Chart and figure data

● ● ● ● ●

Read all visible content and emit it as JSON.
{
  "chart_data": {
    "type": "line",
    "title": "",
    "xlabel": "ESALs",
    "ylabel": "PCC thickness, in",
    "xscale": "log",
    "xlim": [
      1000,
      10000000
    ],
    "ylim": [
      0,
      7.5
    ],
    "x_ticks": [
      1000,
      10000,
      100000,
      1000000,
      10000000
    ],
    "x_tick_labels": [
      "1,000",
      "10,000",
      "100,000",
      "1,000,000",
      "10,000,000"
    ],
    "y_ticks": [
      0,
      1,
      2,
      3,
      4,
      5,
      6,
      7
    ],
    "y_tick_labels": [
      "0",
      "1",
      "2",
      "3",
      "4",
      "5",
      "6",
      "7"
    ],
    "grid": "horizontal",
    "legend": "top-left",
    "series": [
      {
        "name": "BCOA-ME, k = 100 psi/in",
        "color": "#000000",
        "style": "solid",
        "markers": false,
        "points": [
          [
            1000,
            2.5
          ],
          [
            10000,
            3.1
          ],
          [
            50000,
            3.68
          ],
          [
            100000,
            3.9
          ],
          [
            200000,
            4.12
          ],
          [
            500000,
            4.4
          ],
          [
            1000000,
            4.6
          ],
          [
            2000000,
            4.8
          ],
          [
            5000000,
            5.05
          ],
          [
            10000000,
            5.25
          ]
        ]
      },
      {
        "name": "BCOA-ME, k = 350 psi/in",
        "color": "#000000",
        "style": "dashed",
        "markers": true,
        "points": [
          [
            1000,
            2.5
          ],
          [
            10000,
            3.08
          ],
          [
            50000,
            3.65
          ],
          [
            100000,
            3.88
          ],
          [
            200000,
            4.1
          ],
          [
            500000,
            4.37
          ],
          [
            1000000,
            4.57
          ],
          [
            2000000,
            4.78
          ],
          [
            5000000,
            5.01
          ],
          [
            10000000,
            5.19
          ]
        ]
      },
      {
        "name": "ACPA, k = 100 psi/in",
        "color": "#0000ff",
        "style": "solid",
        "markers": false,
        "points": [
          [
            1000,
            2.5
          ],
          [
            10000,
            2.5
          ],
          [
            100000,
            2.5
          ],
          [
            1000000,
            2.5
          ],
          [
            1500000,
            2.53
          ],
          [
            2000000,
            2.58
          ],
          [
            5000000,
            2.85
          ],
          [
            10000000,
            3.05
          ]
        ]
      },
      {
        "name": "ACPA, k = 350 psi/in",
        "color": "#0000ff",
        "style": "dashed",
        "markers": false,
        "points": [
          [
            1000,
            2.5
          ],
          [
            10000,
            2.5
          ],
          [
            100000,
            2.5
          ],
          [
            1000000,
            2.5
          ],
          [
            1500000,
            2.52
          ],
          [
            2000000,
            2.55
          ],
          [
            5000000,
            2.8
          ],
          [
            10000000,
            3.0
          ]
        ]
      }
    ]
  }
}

● ● ● ● ●

- Stated exercise
Write the data out again in full and exactly.

- Result of this task
Read all visible content and emit it as JSON.
{
  "chart_data": {
    "type": "line",
    "title": "",
    "xlabel": "ESALs",
    "ylabel": "PCC thickness, in",
    "xscale": "log",
    "xlim": [
      1000,
      10000000
    ],
    "ylim": [
      0,
      7.5
    ],
    "x_ticks": [
      1000,
      10000,
      100000,
      1000000,
      10000000
    ],
    "x_tick_labels": [
      "1,000",
      "10,000",
      "100,000",
      "1,000,000",
      "10,000,000"
    ],
    "y_ticks": [
      0,
      1,
      2,
      3,
      4,
      5,
      6,
      7
    ],
    "y_tick_labels": [
      "0",
      "1",
      "2",
      "3",
      "4",
      "5",
      "6",
      "7"
    ],
    "grid": "horizontal",
    "legend": "top-left",
    "series": [
      {
        "name": "BCOA-ME, k = 100 psi/in",
        "color": "#000000",
        "style": "solid",
        "markers": false,
        "points": [
          [
            1000,
            2.5
          ],
          [
            10000,
            3.1
          ],
          [
            50000,
            3.68
          ],
          [
            100000,
            3.9
          ],
          [
            200000,
            4.12
          ],
          [
            500000,
            4.4
          ],
          [
            1000000,
            4.6
          ],
          [
            2000000,
            4.8
          ],
          [
            5000000,
            5.05
          ],
          [
            10000000,
            5.25
          ]
        ]
      },
      {
        "name": "BCOA-ME, k = 350 psi/in",
        "color": "#000000",
        "style": "dashed",
        "markers": true,
        "points": [
          [
            1000,
            2.5
          ],
          [
            10000,
            3.08
          ],
          [
            50000,
            3.65
          ],
          [
            100000,
            3.88
          ],
          [
            200000,
            4.1
          ],
          [
            500000,
            4.37
          ],
          [
            1000000,
            4.57
          ],
          [
            2000000,
            4.78
          ],
          [
            5000000,
            5.01
          ],
          [
            10000000,
            5.19
          ]
        ]
      },
      {
        "name": "ACPA, k = 100 psi/in",
        "color": "#0000ff",
        "style": "solid",
        "markers": false,
        "points": [
          [
            1000,
            2.5
          ],
          [
            10000,
            2.5
          ],
          [
            100000,
            2.5
          ],
          [
            1000000,
            2.5
          ],
          [
            1500000,
            2.53
          ],
          [
            2000000,
            2.58
          ],
          [
            5000000,
            2.85
          ],
          [
            10000000,
            3.05
          ]
        ]
      },
      {
        "name": "ACPA, k = 350 psi/in",
        "color": "#0000ff",
        "style": "dashed",
        "markers": false,
        "points": [
          [
            1000,
            2.5
          ],
          [
            10000,
            2.5
          ],
          [
            100000,
            2.5
          ],
          [
            1000000,
            2.5
          ],
          [
            1500000,
            2.52
          ],
          [
            2000000,
            2.55
          ],
          [
            5000000,
            2.8
          ],
          [
            10000000,
            3.0
          ]
        ]
      }
    ]
  }
}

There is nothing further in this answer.